SELECTED EXCERPT:
Chief Judge of the United States District Court for the Western District of Washington
- In office 1973–1975
- Preceded by: William T. Beeks
- Succeeded by: Walter T. McGovern

Chief Judge of the United States District Court for the Eastern District of Washington
- In office 1972–1973
- Preceded by: Charles Lawrence Powell
- Succeeded by: Marshall Allen Neill

Judge of the United States District Court for the Eastern District of Washington Judge of the United States District Court for the Western District of Washington
- In office April 21, 1966 – December 31, 1975
- Appointed by: Lyndon B. Johnson
- Preceded by: Seat established by 75 Stat. 80
- Succeeded by: Jack Edward Tanner

Personal details
- Born: William Nelson Goodwin August 17, 1909 McKenna, Washington
- Died: December 31, 1975 (aged 66) Tacoma, Washington
- Education: Washington State College (B.A.) University of Oregon School of Law (LL.B.)

= William Nelson Goodwin =

American judge

William Nelson Goodwin (August 17, 1909 – December 31, 1975) was a United States district judge of the United States District Court for the Eastern District of Washington and the United States District Court for the Western District of Washington.

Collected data

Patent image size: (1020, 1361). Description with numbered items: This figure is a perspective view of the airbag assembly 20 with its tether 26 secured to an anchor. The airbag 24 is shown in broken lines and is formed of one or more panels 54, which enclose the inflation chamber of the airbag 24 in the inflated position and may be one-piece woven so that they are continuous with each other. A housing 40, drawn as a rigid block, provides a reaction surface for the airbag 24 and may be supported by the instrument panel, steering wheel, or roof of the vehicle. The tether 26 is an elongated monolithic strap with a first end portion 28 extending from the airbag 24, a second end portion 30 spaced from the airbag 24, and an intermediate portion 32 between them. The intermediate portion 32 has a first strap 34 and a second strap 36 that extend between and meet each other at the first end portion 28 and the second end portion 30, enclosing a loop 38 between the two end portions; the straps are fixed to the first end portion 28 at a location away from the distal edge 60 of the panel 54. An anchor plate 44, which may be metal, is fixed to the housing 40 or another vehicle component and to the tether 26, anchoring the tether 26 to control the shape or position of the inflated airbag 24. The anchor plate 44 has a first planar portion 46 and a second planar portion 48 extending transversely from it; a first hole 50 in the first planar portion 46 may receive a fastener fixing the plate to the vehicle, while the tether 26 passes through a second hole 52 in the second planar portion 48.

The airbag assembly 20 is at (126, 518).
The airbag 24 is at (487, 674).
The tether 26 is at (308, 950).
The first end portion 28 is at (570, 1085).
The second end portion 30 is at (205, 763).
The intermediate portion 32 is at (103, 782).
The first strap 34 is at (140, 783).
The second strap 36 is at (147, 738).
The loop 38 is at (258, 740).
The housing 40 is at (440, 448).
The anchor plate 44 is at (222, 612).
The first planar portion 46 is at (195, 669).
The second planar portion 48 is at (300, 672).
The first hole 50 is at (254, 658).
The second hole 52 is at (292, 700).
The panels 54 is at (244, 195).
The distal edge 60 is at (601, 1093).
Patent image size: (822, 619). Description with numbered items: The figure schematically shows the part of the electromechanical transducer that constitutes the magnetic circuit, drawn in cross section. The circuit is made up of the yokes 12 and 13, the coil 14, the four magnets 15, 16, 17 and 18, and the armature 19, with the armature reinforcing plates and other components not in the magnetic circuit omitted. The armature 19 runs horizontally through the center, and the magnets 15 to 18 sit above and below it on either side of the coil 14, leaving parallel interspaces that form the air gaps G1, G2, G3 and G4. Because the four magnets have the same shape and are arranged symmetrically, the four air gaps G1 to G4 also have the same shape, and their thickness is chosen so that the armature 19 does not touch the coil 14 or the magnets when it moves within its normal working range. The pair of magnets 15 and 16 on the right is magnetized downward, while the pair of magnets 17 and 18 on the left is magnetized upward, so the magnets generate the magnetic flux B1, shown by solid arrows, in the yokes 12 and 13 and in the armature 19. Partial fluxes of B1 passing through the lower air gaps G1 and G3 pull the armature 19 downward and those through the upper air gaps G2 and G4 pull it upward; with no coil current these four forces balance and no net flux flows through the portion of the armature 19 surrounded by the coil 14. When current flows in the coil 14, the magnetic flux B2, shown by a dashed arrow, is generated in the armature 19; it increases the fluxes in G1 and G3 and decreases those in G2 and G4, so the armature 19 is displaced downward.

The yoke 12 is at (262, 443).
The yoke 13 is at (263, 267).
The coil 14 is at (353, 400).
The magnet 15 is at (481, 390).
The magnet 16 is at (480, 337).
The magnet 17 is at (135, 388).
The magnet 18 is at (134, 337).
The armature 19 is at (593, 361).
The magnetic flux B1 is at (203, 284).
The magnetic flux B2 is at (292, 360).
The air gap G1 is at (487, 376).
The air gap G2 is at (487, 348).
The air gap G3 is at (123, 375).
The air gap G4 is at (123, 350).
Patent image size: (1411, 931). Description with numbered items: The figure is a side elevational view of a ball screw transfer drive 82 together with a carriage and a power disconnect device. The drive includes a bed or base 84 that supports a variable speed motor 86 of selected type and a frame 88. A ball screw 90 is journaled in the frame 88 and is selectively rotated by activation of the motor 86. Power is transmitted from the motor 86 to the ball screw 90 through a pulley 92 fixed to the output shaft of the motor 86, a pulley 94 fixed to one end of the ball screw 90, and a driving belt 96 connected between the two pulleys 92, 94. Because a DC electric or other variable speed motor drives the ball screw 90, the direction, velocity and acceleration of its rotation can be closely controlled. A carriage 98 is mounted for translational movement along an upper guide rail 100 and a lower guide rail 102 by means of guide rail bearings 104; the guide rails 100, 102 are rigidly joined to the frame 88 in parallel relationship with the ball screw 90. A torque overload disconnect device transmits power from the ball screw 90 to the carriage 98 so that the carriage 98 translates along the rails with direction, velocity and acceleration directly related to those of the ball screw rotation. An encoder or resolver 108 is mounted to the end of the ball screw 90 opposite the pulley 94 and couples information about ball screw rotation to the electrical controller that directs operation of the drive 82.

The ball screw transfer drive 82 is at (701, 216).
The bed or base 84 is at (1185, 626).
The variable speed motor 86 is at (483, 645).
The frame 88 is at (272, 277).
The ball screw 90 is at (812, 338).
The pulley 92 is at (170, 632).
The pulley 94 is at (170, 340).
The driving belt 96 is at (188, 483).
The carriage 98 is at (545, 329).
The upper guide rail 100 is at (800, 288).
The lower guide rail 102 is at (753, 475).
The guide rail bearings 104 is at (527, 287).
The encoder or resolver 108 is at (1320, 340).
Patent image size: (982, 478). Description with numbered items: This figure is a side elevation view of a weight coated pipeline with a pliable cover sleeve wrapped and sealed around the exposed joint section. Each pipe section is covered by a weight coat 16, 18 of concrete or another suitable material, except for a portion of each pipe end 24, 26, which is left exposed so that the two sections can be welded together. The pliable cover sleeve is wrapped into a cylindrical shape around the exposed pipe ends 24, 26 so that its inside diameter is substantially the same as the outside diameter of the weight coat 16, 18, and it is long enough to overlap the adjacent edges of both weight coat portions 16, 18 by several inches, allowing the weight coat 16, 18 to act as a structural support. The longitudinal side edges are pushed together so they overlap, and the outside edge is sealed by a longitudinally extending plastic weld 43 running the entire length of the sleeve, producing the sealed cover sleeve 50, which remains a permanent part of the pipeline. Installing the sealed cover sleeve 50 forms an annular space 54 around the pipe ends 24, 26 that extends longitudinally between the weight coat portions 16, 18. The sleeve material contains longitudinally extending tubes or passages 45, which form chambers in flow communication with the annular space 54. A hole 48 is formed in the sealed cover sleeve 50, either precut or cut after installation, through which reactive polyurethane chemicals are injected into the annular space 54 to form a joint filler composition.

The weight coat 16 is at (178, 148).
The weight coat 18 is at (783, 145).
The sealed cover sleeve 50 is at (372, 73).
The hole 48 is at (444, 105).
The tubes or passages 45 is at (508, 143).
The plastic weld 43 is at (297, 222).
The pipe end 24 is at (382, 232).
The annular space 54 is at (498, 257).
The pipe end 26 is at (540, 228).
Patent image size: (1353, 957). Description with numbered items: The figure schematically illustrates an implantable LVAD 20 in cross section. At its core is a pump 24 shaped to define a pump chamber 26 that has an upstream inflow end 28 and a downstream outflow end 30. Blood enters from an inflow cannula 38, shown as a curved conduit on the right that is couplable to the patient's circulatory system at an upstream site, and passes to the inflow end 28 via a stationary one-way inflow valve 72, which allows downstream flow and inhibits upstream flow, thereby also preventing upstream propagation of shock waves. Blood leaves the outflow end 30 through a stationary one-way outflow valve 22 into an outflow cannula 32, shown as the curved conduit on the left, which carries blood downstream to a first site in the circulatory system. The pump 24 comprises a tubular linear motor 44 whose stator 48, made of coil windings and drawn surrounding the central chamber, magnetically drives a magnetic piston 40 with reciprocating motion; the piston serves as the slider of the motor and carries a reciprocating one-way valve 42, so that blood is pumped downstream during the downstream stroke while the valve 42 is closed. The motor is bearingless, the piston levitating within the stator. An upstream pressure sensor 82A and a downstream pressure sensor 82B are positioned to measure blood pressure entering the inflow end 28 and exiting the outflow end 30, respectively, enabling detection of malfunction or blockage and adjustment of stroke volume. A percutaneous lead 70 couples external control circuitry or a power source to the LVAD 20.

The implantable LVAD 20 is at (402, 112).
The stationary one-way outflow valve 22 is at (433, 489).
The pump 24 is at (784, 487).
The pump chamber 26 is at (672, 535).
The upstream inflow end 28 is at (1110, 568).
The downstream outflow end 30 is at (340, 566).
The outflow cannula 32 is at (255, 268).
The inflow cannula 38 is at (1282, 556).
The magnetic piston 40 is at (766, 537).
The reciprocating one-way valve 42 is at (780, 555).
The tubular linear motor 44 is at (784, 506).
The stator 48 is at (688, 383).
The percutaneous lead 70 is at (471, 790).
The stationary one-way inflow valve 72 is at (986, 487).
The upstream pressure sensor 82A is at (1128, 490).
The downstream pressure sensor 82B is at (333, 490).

TO-DO LIST:
[A] Output the entries from their very beginning down through the line containing "The second planar portion 48 is", with both ends included.
[B] Go on with the text about Judge William Nelson Goodwin from the point where it stops.
The text and the entries were taken from unrelated sources.

ANSWERS IN ORDER:
[A]
Patent image size: (1020, 1361). Description with numbered items: This figure is a perspective view of the airbag assembly 20 with its tether 26 secured to an anchor. The airbag 24 is shown in broken lines and is formed of one or more panels 54, which enclose the inflation chamber of the airbag 24 in the inflated position and may be one-piece woven so that they are continuous with each other. A housing 40, drawn as a rigid block, provides a reaction surface for the airbag 24 and may be supported by the instrument panel, steering wheel, or roof of the vehicle. The tether 26 is an elongated monolithic strap with a first end portion 28 extending from the airbag 24, a second end portion 30 spaced from the airbag 24, and an intermediate portion 32 between them. The intermediate portion 32 has a first strap 34 and a second strap 36 that extend between and meet each other at the first end portion 28 and the second end portion 30, enclosing a loop 38 between the two end portions; the straps are fixed to the first end portion 28 at a location away from the distal edge 60 of the panel 54. An anchor plate 44, which may be metal, is fixed to the housing 40 or another vehicle component and to the tether 26, anchoring the tether 26 to control the shape or position of the inflated airbag 24. The anchor plate 44 has a first planar portion 46 and a second planar portion 48 extending transversely from it; a first hole 50 in the first planar portion 46 may receive a fastener fixing the plate to the vehicle, while the tether 26 passes through a second hole 52 in the second planar portion 48.

The airbag assembly 20 is at (126, 518).
The airbag 24 is at (487, 674).
The tether 26 is at (308, 950).
The first end portion 28 is at (570, 1085).
The second end portion 30 is at (205, 763).
The intermediate portion 32 is at (103, 782).
The first strap 34 is at (140, 783).
The second strap 36 is at (147, 738).
The loop 38 is at (258, 740).
The housing 40 is at (440, 448).
The anchor plate 44 is at (222, 612).
The first planar portion 46 is at (195, 669).
The second planar portion 48 is at (300, 672).

[B]
==Education and career==

Born in McKenna, Washington, Goodwin received a Bachelor of Arts degree from Washington State College in 1931 and a Bachelor of Laws from the University of Oregon School of Law in 1934. He was a salesman in Washington from 1934 to 1937, until he became a deputy prosecutor for Pierce County, Washington from 1938 to 1940. He was in private practice in Tacoma, Washington from 1940 to 1964, also serving as a United States Marine Corps Private First Class during World War II, from 1944 to 1945, and becoming a member of the Board of Regents of Washington State University from 1957 to 1975. He was the United States Attorney for the Western District of Washington from 1964 to 1966.

==Federal judicial service==

On March 21, 1966, Goodwin was nominated by President Lyndon B. Johnson to a new joint seat for the United States District Court for the Eastern District of Washington and United States District Court for the Western District of Washington created by 75 Stat. 80. He was confirmed by the United States Senate on April 21, 1966, and received his commission the same day. He served as Chief Judge of the Eastern District from 1972 to 1973 and as Chief Judge of the Western District from 1973 until his death on December 31, 1975, while playing tennis in Tacoma.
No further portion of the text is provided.